Written problem –
Transcribe all the entries word for word, but omit the images.

*** The data ***

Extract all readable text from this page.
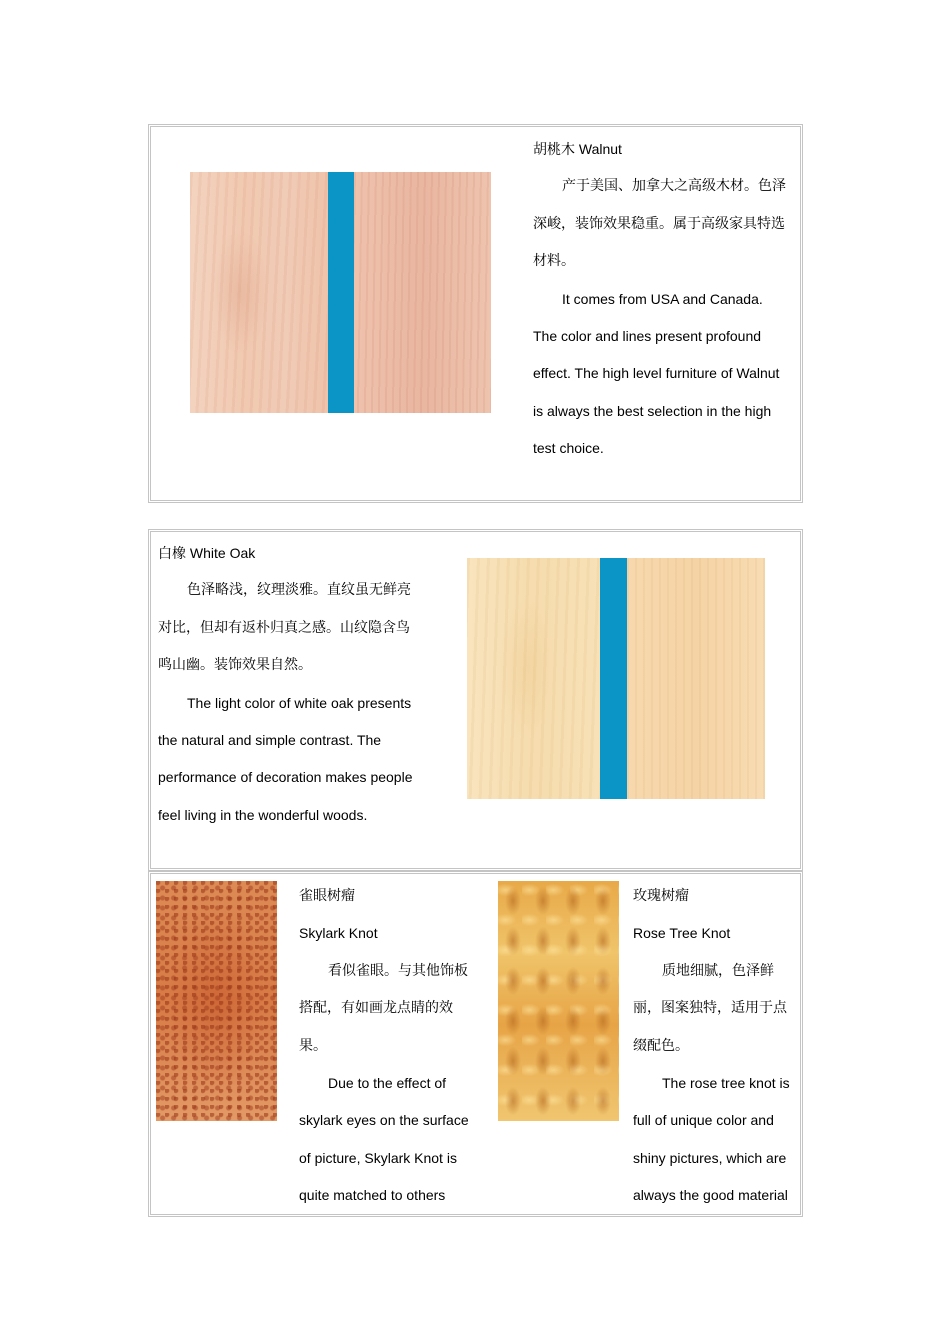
胡桃木 Walnut

产于美国、加拿大之高级木材。色泽

深峻，装饰效果稳重。属于高级家具特选

材料。

It comes from USA and Canada.

The color and lines present profound

effect. The high level furniture of Walnut

is always the best selection in the high

test choice.

白橡 White Oak

色泽略浅，纹理淡雅。直纹虽无鲜亮

对比，但却有返朴归真之感。山纹隐含鸟

鸣山幽。装饰效果自然。

The light color of white oak presents

the natural and simple contrast. The

performance of decoration makes people

feel living in the wonderful woods.

雀眼树瘤

Skylark Knot

看似雀眼。与其他饰板

搭配，有如画龙点睛的效

果。

Due to the effect of

skylark eyes on the surface

of picture, Skylark Knot is

quite matched to others

玫瑰树瘤

Rose Tree Knot

质地细腻，色泽鲜

丽，图案独特，适用于点

缀配色。

The rose tree knot is

full of unique color and

shiny pictures, which are

always the good material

***

Result –
Extract all readable text from this page.
胡桃木 Walnut

产于美国、加拿大之高级木材。色泽

深峻，装饰效果稳重。属于高级家具特选

材料。

It comes from USA and Canada.

The color and lines present profound

effect. The high level furniture of Walnut

is always the best selection in the high

test choice.

白橡 White Oak

色泽略浅，纹理淡雅。直纹虽无鲜亮

对比，但却有返朴归真之感。山纹隐含鸟

鸣山幽。装饰效果自然。

The light color of white oak presents

the natural and simple contrast. The

performance of decoration makes people

feel living in the wonderful woods.

雀眼树瘤

Skylark Knot

看似雀眼。与其他饰板

搭配，有如画龙点睛的效

果。

Due to the effect of

skylark eyes on the surface

of picture, Skylark Knot is

quite matched to others

玫瑰树瘤

Rose Tree Knot

质地细腻，色泽鲜

丽，图案独特，适用于点

缀配色。

The rose tree knot is

full of unique color and

shiny pictures, which are

always the good material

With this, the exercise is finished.